(Materials provided):

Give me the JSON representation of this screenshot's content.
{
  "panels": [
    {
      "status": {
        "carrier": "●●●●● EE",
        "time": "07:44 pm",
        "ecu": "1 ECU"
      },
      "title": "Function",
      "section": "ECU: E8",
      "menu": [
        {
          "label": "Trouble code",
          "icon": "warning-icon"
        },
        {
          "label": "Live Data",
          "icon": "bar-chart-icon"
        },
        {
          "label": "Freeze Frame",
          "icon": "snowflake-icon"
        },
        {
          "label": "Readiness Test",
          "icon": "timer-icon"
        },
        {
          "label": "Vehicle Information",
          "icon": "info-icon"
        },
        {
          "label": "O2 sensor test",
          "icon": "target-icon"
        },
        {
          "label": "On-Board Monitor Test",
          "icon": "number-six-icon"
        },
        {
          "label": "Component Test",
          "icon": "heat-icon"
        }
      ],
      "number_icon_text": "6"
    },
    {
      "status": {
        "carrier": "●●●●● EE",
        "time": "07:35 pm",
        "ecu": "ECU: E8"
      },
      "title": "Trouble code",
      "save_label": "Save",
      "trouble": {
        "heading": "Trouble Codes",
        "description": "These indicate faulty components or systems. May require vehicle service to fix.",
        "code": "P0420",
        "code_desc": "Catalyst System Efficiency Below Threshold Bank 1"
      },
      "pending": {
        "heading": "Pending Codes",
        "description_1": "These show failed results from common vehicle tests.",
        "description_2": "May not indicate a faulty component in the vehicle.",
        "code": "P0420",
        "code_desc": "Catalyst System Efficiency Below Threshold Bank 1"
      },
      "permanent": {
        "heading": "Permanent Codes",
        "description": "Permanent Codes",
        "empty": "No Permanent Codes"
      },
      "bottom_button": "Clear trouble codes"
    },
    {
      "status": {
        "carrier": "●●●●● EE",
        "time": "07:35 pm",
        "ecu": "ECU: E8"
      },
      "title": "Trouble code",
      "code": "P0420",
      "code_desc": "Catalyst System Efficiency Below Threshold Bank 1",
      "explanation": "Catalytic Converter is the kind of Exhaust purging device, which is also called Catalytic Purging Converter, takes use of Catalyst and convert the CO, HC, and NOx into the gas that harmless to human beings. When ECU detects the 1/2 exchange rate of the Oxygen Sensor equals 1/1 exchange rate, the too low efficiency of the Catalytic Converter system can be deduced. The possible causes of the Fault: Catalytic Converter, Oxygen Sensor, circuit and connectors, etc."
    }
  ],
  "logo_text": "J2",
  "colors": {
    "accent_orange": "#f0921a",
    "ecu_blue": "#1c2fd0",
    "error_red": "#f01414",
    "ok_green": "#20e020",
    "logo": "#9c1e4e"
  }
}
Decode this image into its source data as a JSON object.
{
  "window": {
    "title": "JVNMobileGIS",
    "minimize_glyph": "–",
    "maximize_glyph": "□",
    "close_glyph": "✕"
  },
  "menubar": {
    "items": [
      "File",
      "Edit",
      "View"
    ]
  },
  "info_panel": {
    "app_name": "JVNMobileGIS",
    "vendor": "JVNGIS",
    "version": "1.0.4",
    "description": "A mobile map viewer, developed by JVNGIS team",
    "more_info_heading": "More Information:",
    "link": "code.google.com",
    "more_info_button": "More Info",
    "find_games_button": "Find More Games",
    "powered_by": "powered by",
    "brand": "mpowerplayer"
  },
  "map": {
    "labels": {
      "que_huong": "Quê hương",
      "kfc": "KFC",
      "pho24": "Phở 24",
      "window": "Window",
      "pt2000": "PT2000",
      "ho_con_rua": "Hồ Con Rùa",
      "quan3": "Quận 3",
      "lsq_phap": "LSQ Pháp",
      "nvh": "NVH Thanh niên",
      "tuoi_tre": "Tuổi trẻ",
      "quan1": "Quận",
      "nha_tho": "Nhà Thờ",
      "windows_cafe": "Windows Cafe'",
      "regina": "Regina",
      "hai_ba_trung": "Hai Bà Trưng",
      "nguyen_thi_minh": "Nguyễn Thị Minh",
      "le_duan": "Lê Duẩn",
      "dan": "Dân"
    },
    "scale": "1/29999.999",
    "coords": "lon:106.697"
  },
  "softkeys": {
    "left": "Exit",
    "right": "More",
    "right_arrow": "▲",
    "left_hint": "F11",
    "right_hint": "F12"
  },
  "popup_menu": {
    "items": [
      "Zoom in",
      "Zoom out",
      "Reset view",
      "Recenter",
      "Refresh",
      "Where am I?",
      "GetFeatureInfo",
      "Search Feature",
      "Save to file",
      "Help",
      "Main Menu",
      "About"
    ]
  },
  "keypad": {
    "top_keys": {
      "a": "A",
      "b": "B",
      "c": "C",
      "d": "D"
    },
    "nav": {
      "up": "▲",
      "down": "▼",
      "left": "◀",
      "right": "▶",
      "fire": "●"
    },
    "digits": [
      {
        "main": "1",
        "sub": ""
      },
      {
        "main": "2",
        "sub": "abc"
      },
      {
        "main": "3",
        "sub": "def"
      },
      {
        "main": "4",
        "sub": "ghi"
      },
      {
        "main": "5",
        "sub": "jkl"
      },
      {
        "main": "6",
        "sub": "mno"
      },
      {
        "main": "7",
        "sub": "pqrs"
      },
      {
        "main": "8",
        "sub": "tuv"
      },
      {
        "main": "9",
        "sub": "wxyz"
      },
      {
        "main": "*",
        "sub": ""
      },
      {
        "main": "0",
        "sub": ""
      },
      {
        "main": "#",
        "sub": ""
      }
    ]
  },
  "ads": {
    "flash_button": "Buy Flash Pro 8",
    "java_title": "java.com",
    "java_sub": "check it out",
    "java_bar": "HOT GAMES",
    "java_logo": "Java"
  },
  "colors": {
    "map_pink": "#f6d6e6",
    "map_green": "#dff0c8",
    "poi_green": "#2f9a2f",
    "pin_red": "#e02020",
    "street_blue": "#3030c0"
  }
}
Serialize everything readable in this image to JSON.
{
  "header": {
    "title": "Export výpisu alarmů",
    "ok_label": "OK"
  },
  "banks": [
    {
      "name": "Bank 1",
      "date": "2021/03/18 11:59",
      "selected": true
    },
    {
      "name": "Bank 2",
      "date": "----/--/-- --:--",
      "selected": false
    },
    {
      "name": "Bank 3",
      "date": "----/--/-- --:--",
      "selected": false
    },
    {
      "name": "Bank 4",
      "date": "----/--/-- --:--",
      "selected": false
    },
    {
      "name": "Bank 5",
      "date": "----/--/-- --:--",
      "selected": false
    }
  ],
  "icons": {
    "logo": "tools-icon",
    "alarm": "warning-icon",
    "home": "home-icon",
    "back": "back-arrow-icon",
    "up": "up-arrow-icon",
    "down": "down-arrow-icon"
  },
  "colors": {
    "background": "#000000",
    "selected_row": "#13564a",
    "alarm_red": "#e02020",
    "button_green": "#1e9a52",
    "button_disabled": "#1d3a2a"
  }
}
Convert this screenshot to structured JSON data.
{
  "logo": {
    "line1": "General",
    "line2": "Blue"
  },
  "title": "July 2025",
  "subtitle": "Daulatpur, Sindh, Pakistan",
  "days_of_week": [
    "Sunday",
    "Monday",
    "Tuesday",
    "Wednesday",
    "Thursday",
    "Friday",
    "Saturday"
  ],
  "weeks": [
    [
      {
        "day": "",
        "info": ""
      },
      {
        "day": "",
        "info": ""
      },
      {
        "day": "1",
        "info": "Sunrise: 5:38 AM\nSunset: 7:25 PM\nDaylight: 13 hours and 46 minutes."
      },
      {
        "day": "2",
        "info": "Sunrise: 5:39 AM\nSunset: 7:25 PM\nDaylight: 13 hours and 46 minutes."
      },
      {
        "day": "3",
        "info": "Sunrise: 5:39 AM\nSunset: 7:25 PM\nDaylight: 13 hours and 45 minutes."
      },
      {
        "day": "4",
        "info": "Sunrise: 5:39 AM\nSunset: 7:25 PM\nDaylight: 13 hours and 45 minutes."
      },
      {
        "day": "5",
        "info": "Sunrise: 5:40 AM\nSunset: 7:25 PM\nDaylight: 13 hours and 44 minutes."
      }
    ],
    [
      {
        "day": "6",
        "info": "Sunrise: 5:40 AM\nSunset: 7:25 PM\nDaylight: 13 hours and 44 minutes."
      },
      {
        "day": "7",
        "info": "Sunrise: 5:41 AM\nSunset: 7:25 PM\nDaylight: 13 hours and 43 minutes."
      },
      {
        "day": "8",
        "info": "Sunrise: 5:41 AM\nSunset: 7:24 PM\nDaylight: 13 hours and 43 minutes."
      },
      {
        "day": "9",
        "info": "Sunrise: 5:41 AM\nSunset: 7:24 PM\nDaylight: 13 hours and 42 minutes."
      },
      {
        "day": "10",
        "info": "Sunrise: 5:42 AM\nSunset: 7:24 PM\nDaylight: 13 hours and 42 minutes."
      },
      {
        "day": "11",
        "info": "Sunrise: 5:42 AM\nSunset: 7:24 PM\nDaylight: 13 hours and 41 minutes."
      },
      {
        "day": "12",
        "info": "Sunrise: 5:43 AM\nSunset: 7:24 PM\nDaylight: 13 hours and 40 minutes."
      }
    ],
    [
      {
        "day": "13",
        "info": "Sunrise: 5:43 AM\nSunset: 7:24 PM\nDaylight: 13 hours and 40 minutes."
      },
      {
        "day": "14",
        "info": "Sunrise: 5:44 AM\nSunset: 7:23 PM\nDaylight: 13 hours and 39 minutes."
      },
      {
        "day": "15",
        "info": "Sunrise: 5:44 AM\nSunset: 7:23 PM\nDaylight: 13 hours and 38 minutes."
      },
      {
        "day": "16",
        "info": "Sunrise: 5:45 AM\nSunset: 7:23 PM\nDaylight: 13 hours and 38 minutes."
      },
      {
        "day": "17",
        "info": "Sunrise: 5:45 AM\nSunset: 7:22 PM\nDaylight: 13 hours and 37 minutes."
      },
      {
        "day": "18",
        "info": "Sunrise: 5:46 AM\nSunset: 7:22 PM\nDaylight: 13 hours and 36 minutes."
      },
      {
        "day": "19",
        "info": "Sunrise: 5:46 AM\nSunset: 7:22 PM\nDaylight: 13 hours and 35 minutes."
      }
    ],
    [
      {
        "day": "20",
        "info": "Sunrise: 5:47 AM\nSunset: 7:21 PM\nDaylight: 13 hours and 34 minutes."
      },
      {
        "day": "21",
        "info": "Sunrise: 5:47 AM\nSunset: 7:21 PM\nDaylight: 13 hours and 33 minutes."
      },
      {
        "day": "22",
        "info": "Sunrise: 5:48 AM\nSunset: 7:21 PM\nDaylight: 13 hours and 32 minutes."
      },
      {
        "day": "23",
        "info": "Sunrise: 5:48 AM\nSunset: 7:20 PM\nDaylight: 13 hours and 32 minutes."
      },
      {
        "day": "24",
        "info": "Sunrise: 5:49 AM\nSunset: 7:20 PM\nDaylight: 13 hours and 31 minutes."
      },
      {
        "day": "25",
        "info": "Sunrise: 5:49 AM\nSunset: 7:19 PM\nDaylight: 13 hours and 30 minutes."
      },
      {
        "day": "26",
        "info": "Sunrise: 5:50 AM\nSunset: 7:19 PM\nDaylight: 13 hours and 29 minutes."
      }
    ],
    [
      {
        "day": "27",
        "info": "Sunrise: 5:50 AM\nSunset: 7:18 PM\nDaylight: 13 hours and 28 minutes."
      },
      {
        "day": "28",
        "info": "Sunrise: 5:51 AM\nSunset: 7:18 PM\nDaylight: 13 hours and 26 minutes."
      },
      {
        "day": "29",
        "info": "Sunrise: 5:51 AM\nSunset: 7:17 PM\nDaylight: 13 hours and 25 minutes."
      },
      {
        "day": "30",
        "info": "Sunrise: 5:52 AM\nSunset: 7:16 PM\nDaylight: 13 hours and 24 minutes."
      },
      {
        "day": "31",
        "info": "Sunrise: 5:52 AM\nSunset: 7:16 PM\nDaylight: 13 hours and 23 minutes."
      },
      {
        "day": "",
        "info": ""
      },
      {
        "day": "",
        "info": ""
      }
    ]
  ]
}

(Task description):
Pick out the lines above containing the word "JVNGIS", then copy them.

(Answer to the problem):
    "vendor": "JVNGIS",
    "description": "A mobile map viewer, developed by JVNGIS team",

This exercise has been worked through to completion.